**Task**
Transcribe the records exactly. Pictures do not belong in the transcription.

**Information shown**
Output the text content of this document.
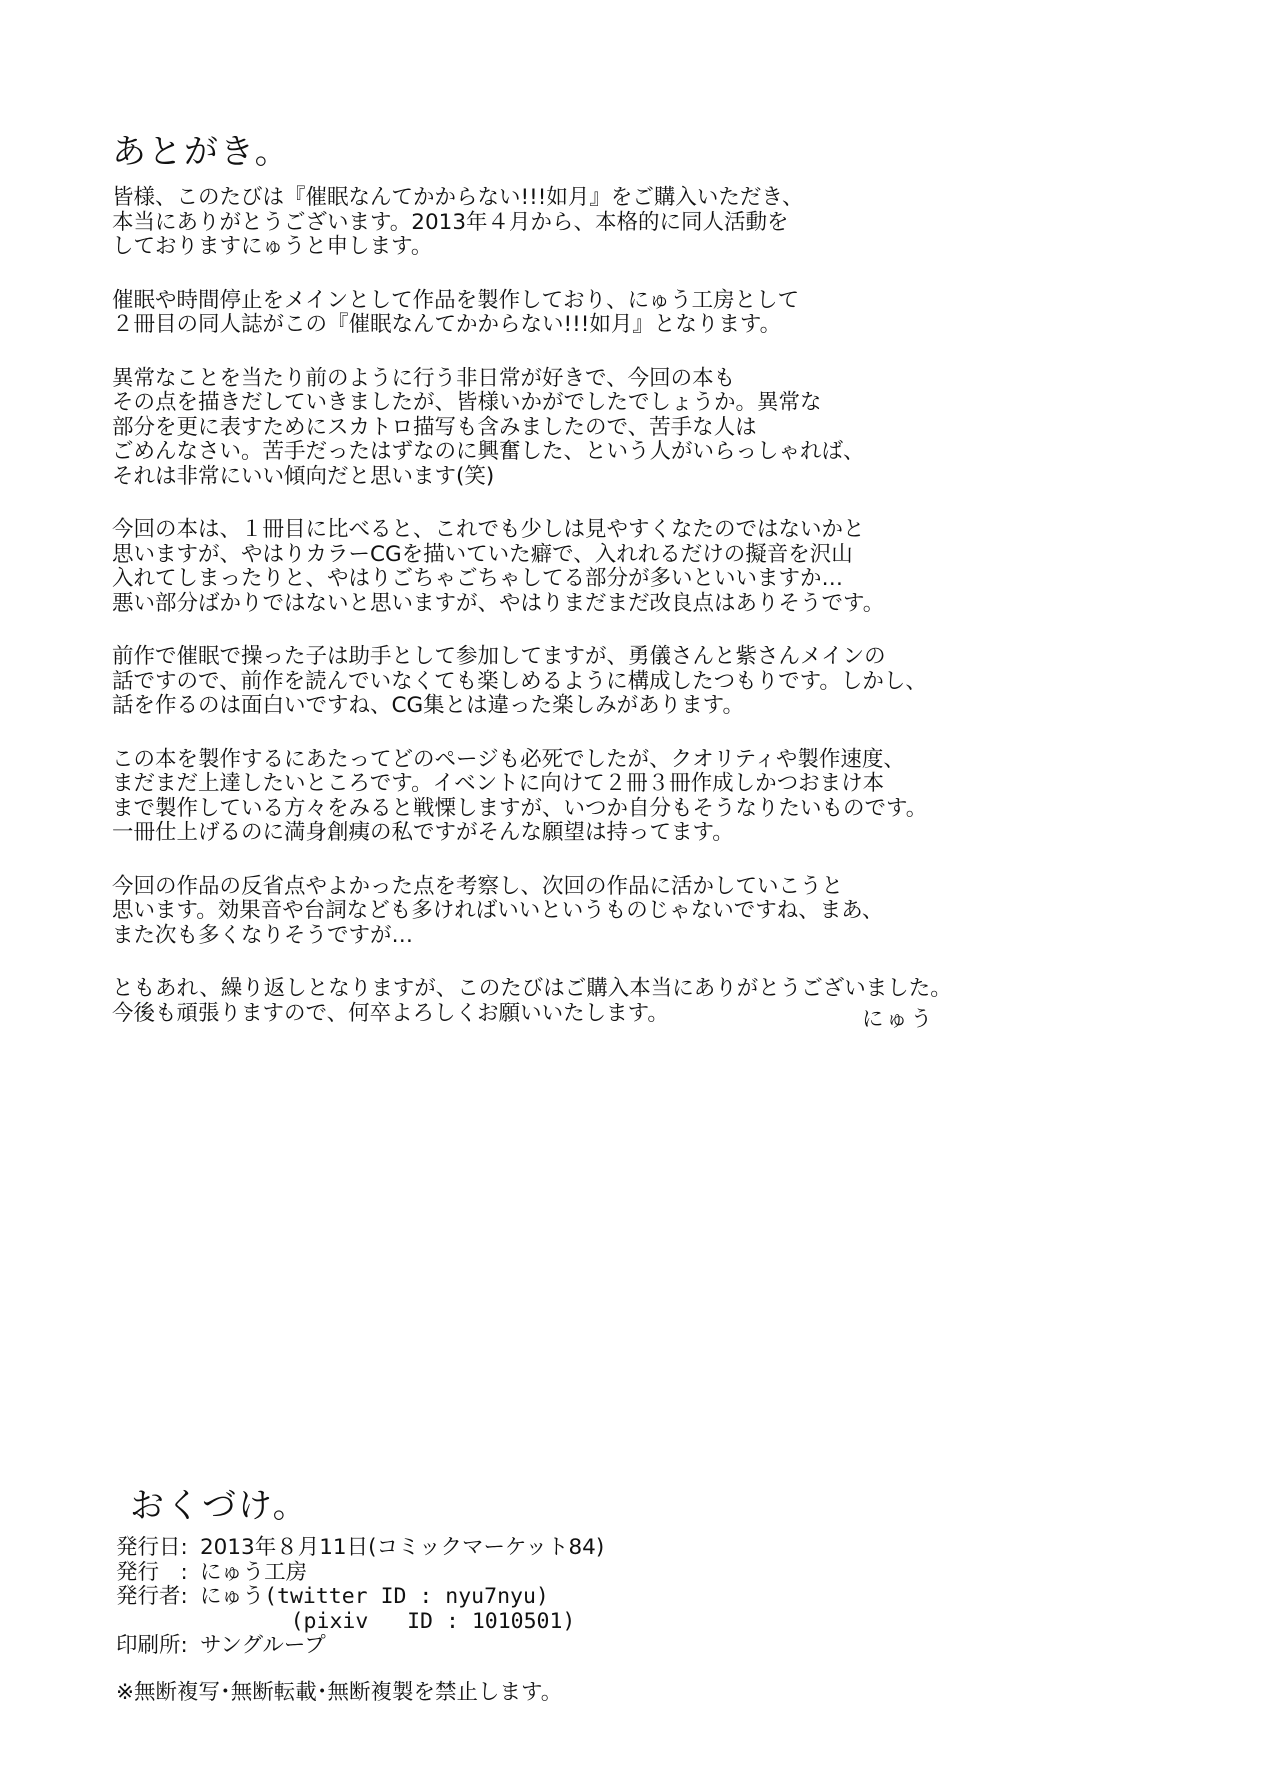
あとがき。
皆様、このたびは『催眠なんてかからない!!!如月』をご購入いただき、
本当にありがとうございます。2013年４月から、本格的に同人活動を
しておりますにゅうと申します。
催眠や時間停止をメインとして作品を製作しており、にゅう工房として
２冊目の同人誌がこの『催眠なんてかからない!!!如月』となります。
異常なことを当たり前のように行う非日常が好きで、今回の本も
その点を描きだしていきましたが、皆様いかがでしたでしょうか。異常な
部分を更に表すためにスカトロ描写も含みましたので、苦手な人は
ごめんなさい。苦手だったはずなのに興奮した、という人がいらっしゃれば、
それは非常にいい傾向だと思います(笑)
今回の本は、１冊目に比べると、これでも少しは見やすくなたのではないかと
思いますが、やはりカラーCGを描いていた癖で、入れれるだけの擬音を沢山
入れてしまったりと、やはりごちゃごちゃしてる部分が多いといいますか…
悪い部分ばかりではないと思いますが、やはりまだまだ改良点はありそうです。
前作で催眠で操った子は助手として参加してますが、勇儀さんと紫さんメインの
話ですので、前作を読んでいなくても楽しめるように構成したつもりです。しかし、
話を作るのは面白いですね、CG集とは違った楽しみがあります。
この本を製作するにあたってどのページも必死でしたが、クオリティや製作速度、
まだまだ上達したいところです。イベントに向けて２冊３冊作成しかつおまけ本
まで製作している方々をみると戦慄しますが、いつか自分もそうなりたいものです。
一冊仕上げるのに満身創痍の私ですがそんな願望は持ってます。
今回の作品の反省点やよかった点を考察し、次回の作品に活かしていこうと
思います。効果音や台詞なども多ければいいというものじゃないですね、まあ、
また次も多くなりそうですが…
ともあれ、繰り返しとなりますが、このたびはご購入本当にありがとうございました。
今後も頑張りますので、何卒よろしくお願いいたします。	にゅう
おくづけ。
発行日: 2013年８月11日(コミックマーケット84)
発行　: にゅう工房
発行者: にゅう(twitter ID : nyu7nyu)
(pixiv   ID : 1010501)
印刷所: サングループ
※無断複写･無断転載･無断複製を禁止します。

**Reply**
Output the text content of this document.
あとがき。
皆様、このたびは『催眠なんてかからない!!!如月』をご購入いただき、
本当にありがとうございます。2013年４月から、本格的に同人活動を
しておりますにゅうと申します。
催眠や時間停止をメインとして作品を製作しており、にゅう工房として
２冊目の同人誌がこの『催眠なんてかからない!!!如月』となります。
異常なことを当たり前のように行う非日常が好きで、今回の本も
その点を描きだしていきましたが、皆様いかがでしたでしょうか。異常な
部分を更に表すためにスカトロ描写も含みましたので、苦手な人は
ごめんなさい。苦手だったはずなのに興奮した、という人がいらっしゃれば、
それは非常にいい傾向だと思います(笑)
今回の本は、１冊目に比べると、これでも少しは見やすくなたのではないかと
思いますが、やはりカラーCGを描いていた癖で、入れれるだけの擬音を沢山
入れてしまったりと、やはりごちゃごちゃしてる部分が多いといいますか…
悪い部分ばかりではないと思いますが、やはりまだまだ改良点はありそうです。
前作で催眠で操った子は助手として参加してますが、勇儀さんと紫さんメインの
話ですので、前作を読んでいなくても楽しめるように構成したつもりです。しかし、
話を作るのは面白いですね、CG集とは違った楽しみがあります。
この本を製作するにあたってどのページも必死でしたが、クオリティや製作速度、
まだまだ上達したいところです。イベントに向けて２冊３冊作成しかつおまけ本
まで製作している方々をみると戦慄しますが、いつか自分もそうなりたいものです。
一冊仕上げるのに満身創痍の私ですがそんな願望は持ってます。
今回の作品の反省点やよかった点を考察し、次回の作品に活かしていこうと
思います。効果音や台詞なども多ければいいというものじゃないですね、まあ、
また次も多くなりそうですが…
ともあれ、繰り返しとなりますが、このたびはご購入本当にありがとうございました。
今後も頑張りますので、何卒よろしくお願いいたします。	にゅう
おくづけ。
発行日: 2013年８月11日(コミックマーケット84)
発行　: にゅう工房
発行者: にゅう(twitter ID : nyu7nyu)
(pixiv   ID : 1010501)
印刷所: サングループ
※無断複写･無断転載･無断複製を禁止します。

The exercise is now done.